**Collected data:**
---
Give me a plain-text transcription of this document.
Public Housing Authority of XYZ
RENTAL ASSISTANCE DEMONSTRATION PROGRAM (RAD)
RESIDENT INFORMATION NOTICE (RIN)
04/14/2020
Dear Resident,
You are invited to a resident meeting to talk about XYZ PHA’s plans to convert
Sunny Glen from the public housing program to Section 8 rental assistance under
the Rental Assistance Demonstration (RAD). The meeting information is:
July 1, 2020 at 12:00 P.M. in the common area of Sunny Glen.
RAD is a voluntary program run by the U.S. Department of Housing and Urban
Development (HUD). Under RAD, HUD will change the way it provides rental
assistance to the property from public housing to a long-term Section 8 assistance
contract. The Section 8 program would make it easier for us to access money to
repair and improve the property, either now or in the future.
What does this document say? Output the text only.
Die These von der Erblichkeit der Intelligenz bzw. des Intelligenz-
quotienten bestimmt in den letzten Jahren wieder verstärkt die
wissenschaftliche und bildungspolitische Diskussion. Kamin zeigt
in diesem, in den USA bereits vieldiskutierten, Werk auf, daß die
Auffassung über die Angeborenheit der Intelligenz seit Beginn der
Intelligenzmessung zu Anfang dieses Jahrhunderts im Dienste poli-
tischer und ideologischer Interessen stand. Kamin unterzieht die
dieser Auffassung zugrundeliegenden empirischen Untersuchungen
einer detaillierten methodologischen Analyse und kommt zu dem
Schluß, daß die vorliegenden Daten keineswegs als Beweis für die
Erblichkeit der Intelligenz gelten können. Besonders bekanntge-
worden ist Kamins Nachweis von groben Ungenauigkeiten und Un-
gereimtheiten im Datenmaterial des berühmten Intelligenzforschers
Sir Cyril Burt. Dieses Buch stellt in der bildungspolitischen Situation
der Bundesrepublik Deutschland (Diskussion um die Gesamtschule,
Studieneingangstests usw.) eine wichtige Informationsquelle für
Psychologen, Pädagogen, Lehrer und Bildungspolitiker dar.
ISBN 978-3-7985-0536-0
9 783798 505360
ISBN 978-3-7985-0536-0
---
**Task:** Without changing a word, restate the whole listing.

**Response to the task:**
Give me a plain-text transcription of this document.
Public Housing Authority of XYZ
RENTAL ASSISTANCE DEMONSTRATION PROGRAM (RAD)
RESIDENT INFORMATION NOTICE (RIN)
04/14/2020
Dear Resident,
You are invited to a resident meeting to talk about XYZ PHA’s plans to convert
Sunny Glen from the public housing program to Section 8 rental assistance under
the Rental Assistance Demonstration (RAD). The meeting information is:
July 1, 2020 at 12:00 P.M. in the common area of Sunny Glen.
RAD is a voluntary program run by the U.S. Department of Housing and Urban
Development (HUD). Under RAD, HUD will change the way it provides rental
assistance to the property from public housing to a long-term Section 8 assistance
contract. The Section 8 program would make it easier for us to access money to
repair and improve the property, either now or in the future.
What does this document say? Output the text only.
Die These von der Erblichkeit der Intelligenz bzw. des Intelligenz-
quotienten bestimmt in den letzten Jahren wieder verstärkt die
wissenschaftliche und bildungspolitische Diskussion. Kamin zeigt
in diesem, in den USA bereits vieldiskutierten, Werk auf, daß die
Auffassung über die Angeborenheit der Intelligenz seit Beginn der
Intelligenzmessung zu Anfang dieses Jahrhunderts im Dienste poli-
tischer und ideologischer Interessen stand. Kamin unterzieht die
dieser Auffassung zugrundeliegenden empirischen Untersuchungen
einer detaillierten methodologischen Analyse und kommt zu dem
Schluß, daß die vorliegenden Daten keineswegs als Beweis für die
Erblichkeit der Intelligenz gelten können. Besonders bekanntge-
worden ist Kamins Nachweis von groben Ungenauigkeiten und Un-
gereimtheiten im Datenmaterial des berühmten Intelligenzforschers
Sir Cyril Burt. Dieses Buch stellt in der bildungspolitischen Situation
der Bundesrepublik Deutschland (Diskussion um die Gesamtschule,
Studieneingangstests usw.) eine wichtige Informationsquelle für
Psychologen, Pädagogen, Lehrer und Bildungspolitiker dar.
ISBN 978-3-7985-0536-0
9 783798 505360
ISBN 978-3-7985-0536-0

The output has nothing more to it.